**Objective:** Using the listing below, copy every line that mentions "layout".

[Stored data]
(begin)
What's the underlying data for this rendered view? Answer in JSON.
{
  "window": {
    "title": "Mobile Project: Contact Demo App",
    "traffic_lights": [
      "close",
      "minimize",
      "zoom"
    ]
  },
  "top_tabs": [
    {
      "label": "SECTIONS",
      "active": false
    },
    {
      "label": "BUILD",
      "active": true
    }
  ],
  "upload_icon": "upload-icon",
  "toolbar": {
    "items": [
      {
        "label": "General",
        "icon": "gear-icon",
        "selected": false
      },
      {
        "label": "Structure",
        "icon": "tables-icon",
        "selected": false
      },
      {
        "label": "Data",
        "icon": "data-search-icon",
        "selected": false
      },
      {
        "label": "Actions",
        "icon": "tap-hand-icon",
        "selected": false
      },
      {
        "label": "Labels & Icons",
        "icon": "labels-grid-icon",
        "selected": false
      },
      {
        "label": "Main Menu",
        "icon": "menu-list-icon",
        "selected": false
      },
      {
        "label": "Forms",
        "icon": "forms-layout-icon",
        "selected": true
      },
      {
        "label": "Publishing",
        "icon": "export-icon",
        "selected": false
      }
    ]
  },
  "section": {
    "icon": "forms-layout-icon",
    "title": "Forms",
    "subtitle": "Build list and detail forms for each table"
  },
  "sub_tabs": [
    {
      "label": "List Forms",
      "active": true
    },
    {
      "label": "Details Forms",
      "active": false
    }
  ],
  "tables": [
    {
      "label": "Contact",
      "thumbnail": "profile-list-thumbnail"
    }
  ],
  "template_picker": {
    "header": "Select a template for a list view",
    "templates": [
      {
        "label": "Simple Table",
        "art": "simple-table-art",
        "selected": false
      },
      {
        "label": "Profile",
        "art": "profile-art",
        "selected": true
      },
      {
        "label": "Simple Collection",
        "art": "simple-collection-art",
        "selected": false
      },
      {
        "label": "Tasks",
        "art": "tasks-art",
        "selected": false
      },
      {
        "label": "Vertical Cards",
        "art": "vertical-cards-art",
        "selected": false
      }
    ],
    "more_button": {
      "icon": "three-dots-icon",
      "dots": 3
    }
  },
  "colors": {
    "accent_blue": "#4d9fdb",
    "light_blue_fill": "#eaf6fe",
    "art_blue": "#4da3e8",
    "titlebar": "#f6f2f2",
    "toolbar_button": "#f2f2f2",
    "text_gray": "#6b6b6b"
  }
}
(end)
**Task solution:**
        "icon": "forms-layout-icon",
    "icon": "forms-layout-icon",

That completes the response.